Dataset entries:
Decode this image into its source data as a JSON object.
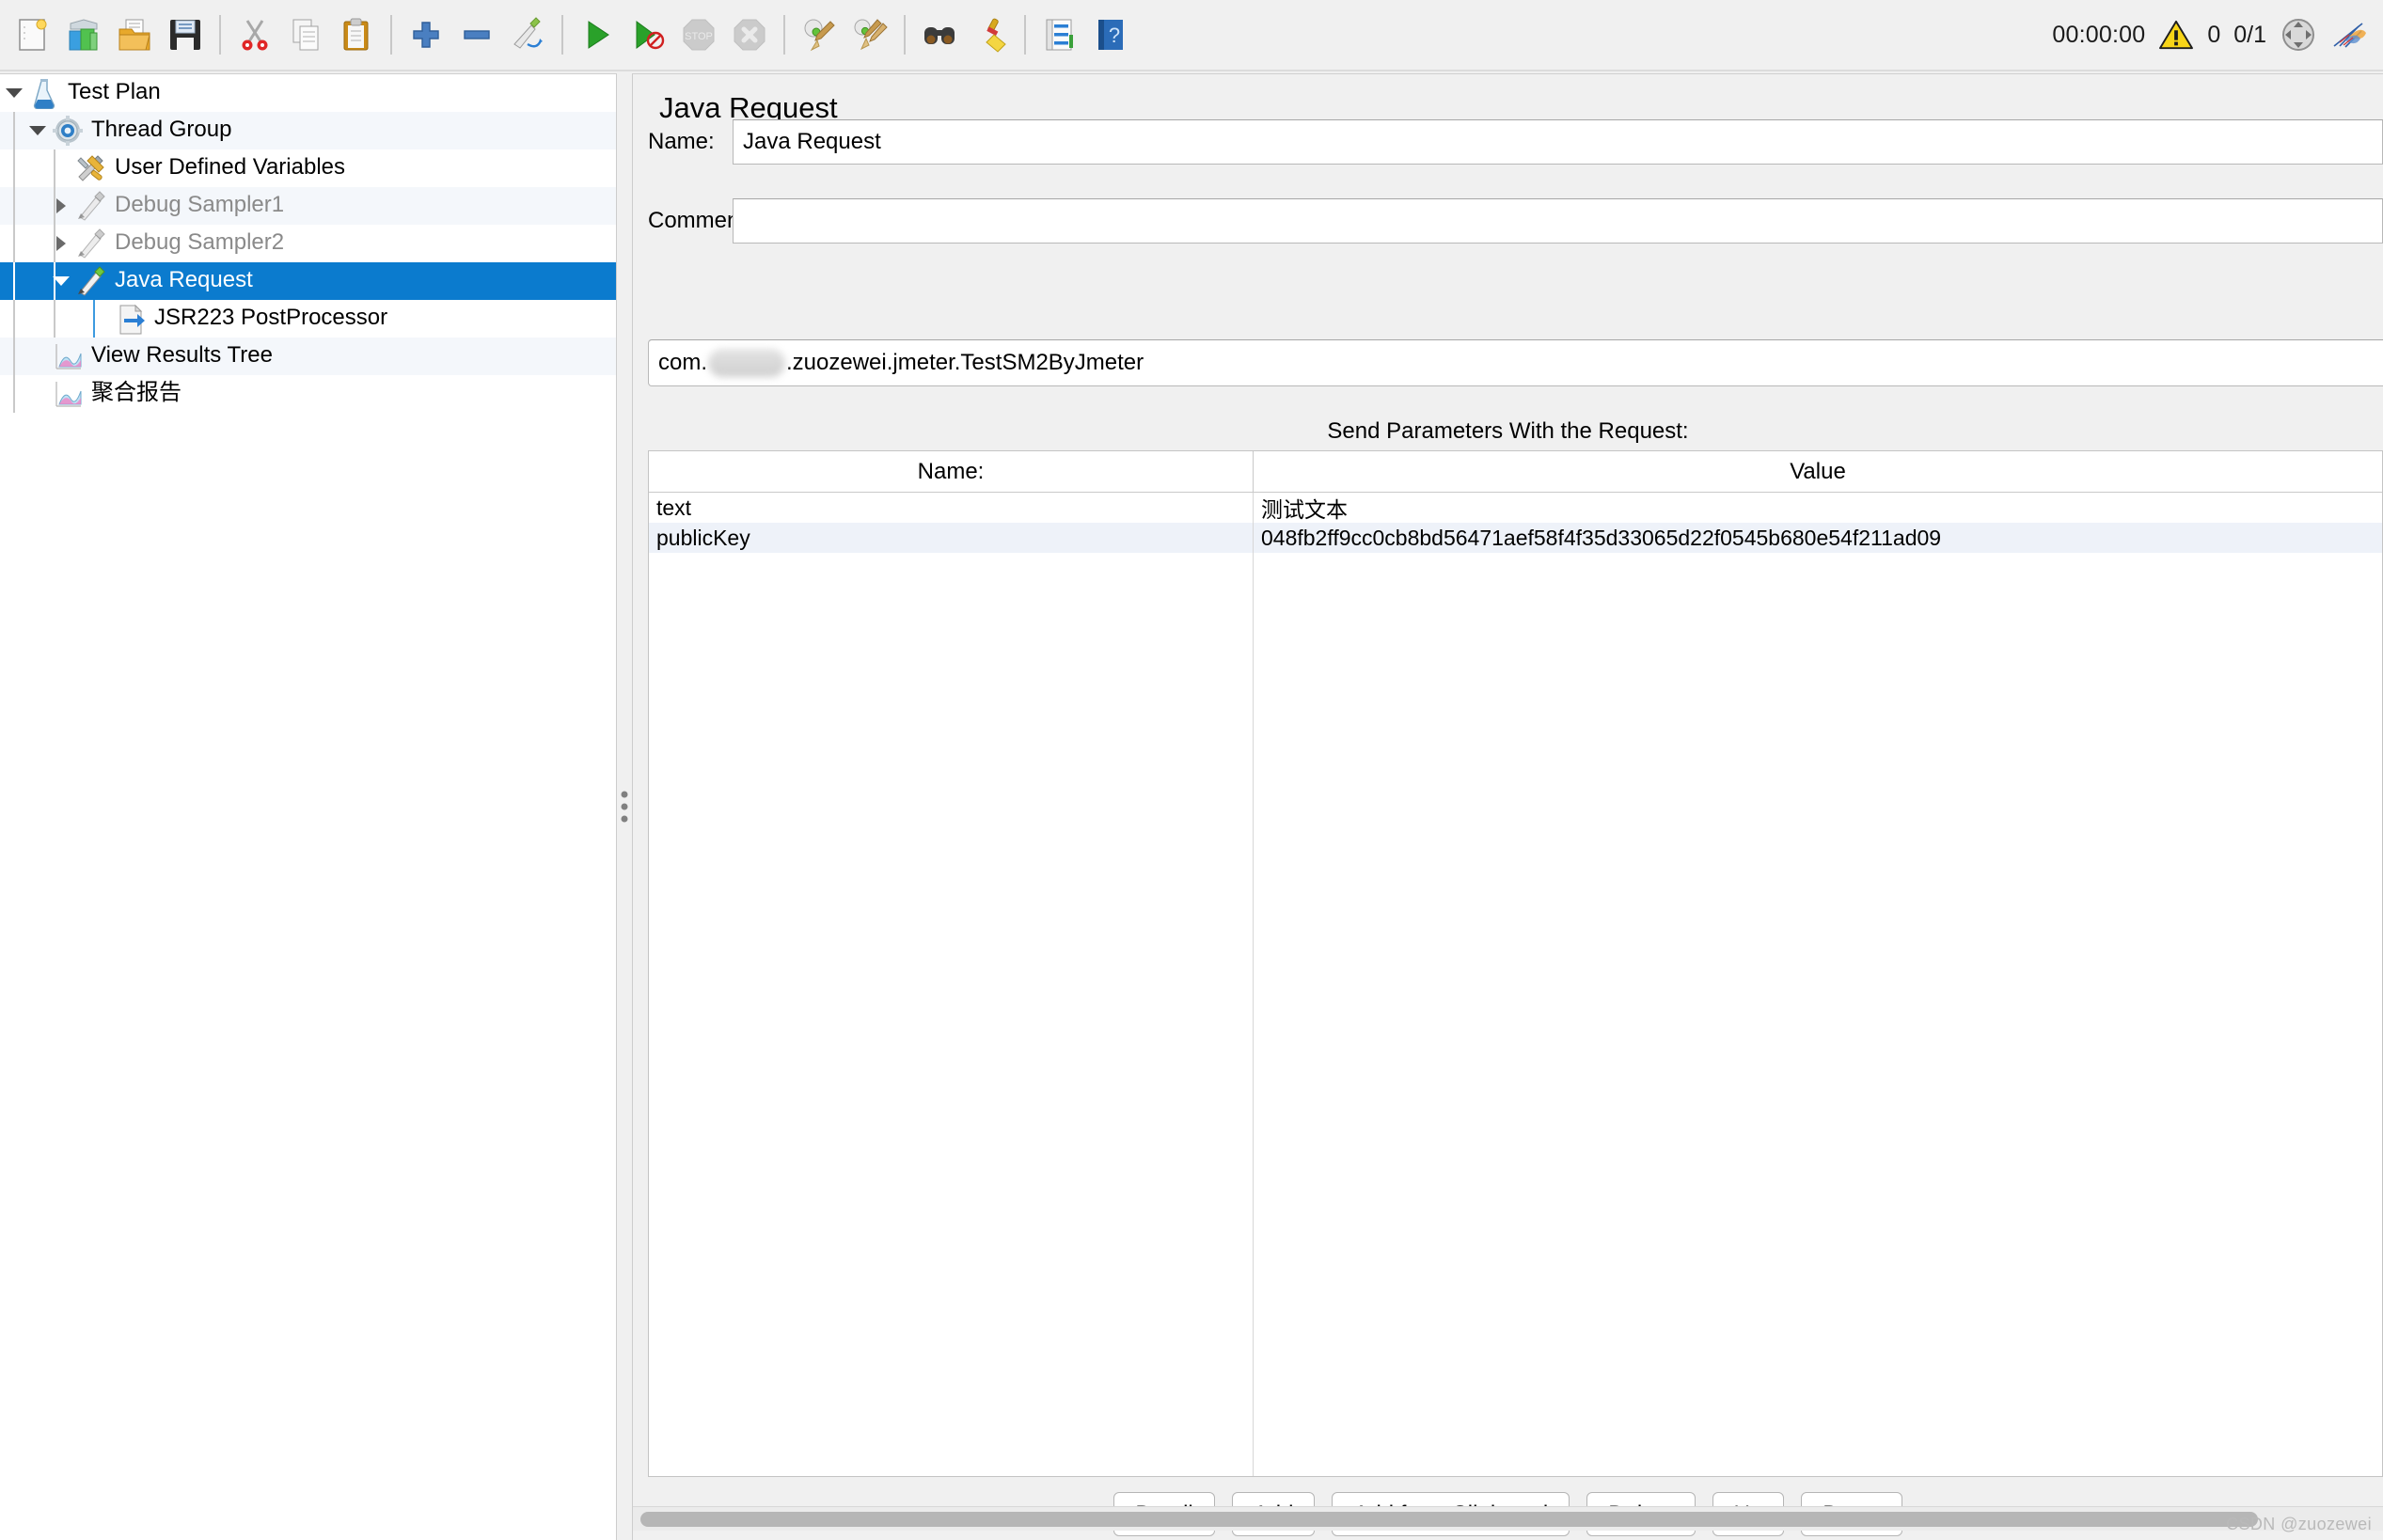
{
  "toolbar": {
    "left_icons": [
      {
        "name": "new-icon",
        "label": "New"
      },
      {
        "name": "templates-icon",
        "label": "Templates"
      },
      {
        "name": "open-icon",
        "label": "Open"
      },
      {
        "name": "save-icon",
        "label": "Save Test Plan"
      },
      {
        "name": "cut-icon",
        "label": "Cut"
      },
      {
        "name": "copy-icon",
        "label": "Copy"
      },
      {
        "name": "paste-icon",
        "label": "Paste"
      },
      {
        "name": "expand-all-icon",
        "label": "Expand All"
      },
      {
        "name": "collapse-all-icon",
        "label": "Collapse All"
      },
      {
        "name": "toggle-icon",
        "label": "Toggle"
      },
      {
        "name": "start-icon",
        "label": "Start"
      },
      {
        "name": "start-no-pauses-icon",
        "label": "Start no pauses"
      },
      {
        "name": "stop-icon",
        "label": "Stop"
      },
      {
        "name": "shutdown-icon",
        "label": "Shutdown"
      },
      {
        "name": "clear-icon",
        "label": "Clear"
      },
      {
        "name": "clear-all-icon",
        "label": "Clear All"
      },
      {
        "name": "search-icon",
        "label": "Search"
      },
      {
        "name": "reset-search-icon",
        "label": "Reset Search"
      },
      {
        "name": "function-helper-icon",
        "label": "Function Helper Dialog"
      },
      {
        "name": "help-icon",
        "label": "Help"
      }
    ],
    "status": {
      "elapsed_time": "00:00:00",
      "warning_count": "0",
      "thread_counts": "0/1",
      "warning_icon": "warning-triangle-icon",
      "connect_icon": "remote-connect-icon",
      "logo_icon": "jmeter-feather-icon"
    }
  },
  "tree": {
    "items": [
      {
        "label": "Test Plan",
        "icon": "test-plan-icon",
        "depth": 0,
        "toggle": "down",
        "state": "normal",
        "zebra": "white"
      },
      {
        "label": "Thread Group",
        "icon": "thread-group-icon",
        "depth": 1,
        "toggle": "down",
        "state": "normal",
        "zebra": "alt"
      },
      {
        "label": "User Defined Variables",
        "icon": "user-variables-icon",
        "depth": 2,
        "toggle": "none",
        "state": "normal",
        "zebra": "white"
      },
      {
        "label": "Debug Sampler1",
        "icon": "sampler-icon",
        "depth": 2,
        "toggle": "right",
        "state": "disabled",
        "zebra": "alt"
      },
      {
        "label": "Debug Sampler2",
        "icon": "sampler-icon",
        "depth": 2,
        "toggle": "right",
        "state": "disabled",
        "zebra": "white"
      },
      {
        "label": "Java Request",
        "icon": "sampler-icon",
        "depth": 2,
        "toggle": "down",
        "state": "selected",
        "zebra": "sel"
      },
      {
        "label": "JSR223 PostProcessor",
        "icon": "post-processor-icon",
        "depth": 3,
        "toggle": "none",
        "state": "normal",
        "zebra": "white"
      },
      {
        "label": "View Results Tree",
        "icon": "listener-icon",
        "depth": 1,
        "toggle": "none",
        "state": "normal",
        "zebra": "alt"
      },
      {
        "label": "聚合报告",
        "icon": "listener-icon",
        "depth": 1,
        "toggle": "none",
        "state": "normal",
        "zebra": "white"
      }
    ]
  },
  "main": {
    "title": "Java Request",
    "name_label": "Name:",
    "name_value": "Java Request",
    "comments_label": "Comments:",
    "comments_value": "",
    "classname_prefix": "com.",
    "classname_suffix": ".zuozewei.jmeter.TestSM2ByJmeter",
    "send_params_label": "Send Parameters With the Request:",
    "table": {
      "columns": [
        "Name:",
        "Value"
      ],
      "rows": [
        {
          "name": "text",
          "value": "测试文本"
        },
        {
          "name": "publicKey",
          "value": "048fb2ff9cc0cb8bd56471aef58f4f35d33065d22f0545b680e54f211ad09"
        }
      ]
    },
    "buttons": [
      {
        "name": "detail-button",
        "label": "Detail"
      },
      {
        "name": "add-button",
        "label": "Add"
      },
      {
        "name": "add-from-clipboard-button",
        "label": "Add from Clipboard"
      },
      {
        "name": "delete-button",
        "label": "Delete"
      },
      {
        "name": "up-button",
        "label": "Up"
      },
      {
        "name": "down-button",
        "label": "Down"
      }
    ]
  },
  "watermark": "CSDN @zuozewei",
  "colors": {
    "selection_blue": "#0b7bce",
    "panel_bg": "#f0f0f0",
    "row_alt": "#f4f7fb",
    "table_row_alt": "#eef2f9",
    "disabled_text": "#8a8a8a"
  }
}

PROBLEM TO SOLVE: Transcribe every entry word for word, but skip the pictures.

THE ANSWER:
Decode this image into its source data as a JSON object.
{
  "toolbar": {
    "left_icons": [
      {
        "name": "new-icon",
        "label": "New"
      },
      {
        "name": "templates-icon",
        "label": "Templates"
      },
      {
        "name": "open-icon",
        "label": "Open"
      },
      {
        "name": "save-icon",
        "label": "Save Test Plan"
      },
      {
        "name": "cut-icon",
        "label": "Cut"
      },
      {
        "name": "copy-icon",
        "label": "Copy"
      },
      {
        "name": "paste-icon",
        "label": "Paste"
      },
      {
        "name": "expand-all-icon",
        "label": "Expand All"
      },
      {
        "name": "collapse-all-icon",
        "label": "Collapse All"
      },
      {
        "name": "toggle-icon",
        "label": "Toggle"
      },
      {
        "name": "start-icon",
        "label": "Start"
      },
      {
        "name": "start-no-pauses-icon",
        "label": "Start no pauses"
      },
      {
        "name": "stop-icon",
        "label": "Stop"
      },
      {
        "name": "shutdown-icon",
        "label": "Shutdown"
      },
      {
        "name": "clear-icon",
        "label": "Clear"
      },
      {
        "name": "clear-all-icon",
        "label": "Clear All"
      },
      {
        "name": "search-icon",
        "label": "Search"
      },
      {
        "name": "reset-search-icon",
        "label": "Reset Search"
      },
      {
        "name": "function-helper-icon",
        "label": "Function Helper Dialog"
      },
      {
        "name": "help-icon",
        "label": "Help"
      }
    ],
    "status": {
      "elapsed_time": "00:00:00",
      "warning_count": "0",
      "thread_counts": "0/1",
      "warning_icon": "warning-triangle-icon",
      "connect_icon": "remote-connect-icon",
      "logo_icon": "jmeter-feather-icon"
    }
  },
  "tree": {
    "items": [
      {
        "label": "Test Plan",
        "icon": "test-plan-icon",
        "depth": 0,
        "toggle": "down",
        "state": "normal",
        "zebra": "white"
      },
      {
        "label": "Thread Group",
        "icon": "thread-group-icon",
        "depth": 1,
        "toggle": "down",
        "state": "normal",
        "zebra": "alt"
      },
      {
        "label": "User Defined Variables",
        "icon": "user-variables-icon",
        "depth": 2,
        "toggle": "none",
        "state": "normal",
        "zebra": "white"
      },
      {
        "label": "Debug Sampler1",
        "icon": "sampler-icon",
        "depth": 2,
        "toggle": "right",
        "state": "disabled",
        "zebra": "alt"
      },
      {
        "label": "Debug Sampler2",
        "icon": "sampler-icon",
        "depth": 2,
        "toggle": "right",
        "state": "disabled",
        "zebra": "white"
      },
      {
        "label": "Java Request",
        "icon": "sampler-icon",
        "depth": 2,
        "toggle": "down",
        "state": "selected",
        "zebra": "sel"
      },
      {
        "label": "JSR223 PostProcessor",
        "icon": "post-processor-icon",
        "depth": 3,
        "toggle": "none",
        "state": "normal",
        "zebra": "white"
      },
      {
        "label": "View Results Tree",
        "icon": "listener-icon",
        "depth": 1,
        "toggle": "none",
        "state": "normal",
        "zebra": "alt"
      },
      {
        "label": "聚合报告",
        "icon": "listener-icon",
        "depth": 1,
        "toggle": "none",
        "state": "normal",
        "zebra": "white"
      }
    ]
  },
  "main": {
    "title": "Java Request",
    "name_label": "Name:",
    "name_value": "Java Request",
    "comments_label": "Comments:",
    "comments_value": "",
    "classname_prefix": "com.",
    "classname_suffix": ".zuozewei.jmeter.TestSM2ByJmeter",
    "send_params_label": "Send Parameters With the Request:",
    "table": {
      "columns": [
        "Name:",
        "Value"
      ],
      "rows": [
        {
          "name": "text",
          "value": "测试文本"
        },
        {
          "name": "publicKey",
          "value": "048fb2ff9cc0cb8bd56471aef58f4f35d33065d22f0545b680e54f211ad09"
        }
      ]
    },
    "buttons": [
      {
        "name": "detail-button",
        "label": "Detail"
      },
      {
        "name": "add-button",
        "label": "Add"
      },
      {
        "name": "add-from-clipboard-button",
        "label": "Add from Clipboard"
      },
      {
        "name": "delete-button",
        "label": "Delete"
      },
      {
        "name": "up-button",
        "label": "Up"
      },
      {
        "name": "down-button",
        "label": "Down"
      }
    ]
  },
  "watermark": "CSDN @zuozewei",
  "colors": {
    "selection_blue": "#0b7bce",
    "panel_bg": "#f0f0f0",
    "row_alt": "#f4f7fb",
    "table_row_alt": "#eef2f9",
    "disabled_text": "#8a8a8a"
  }
}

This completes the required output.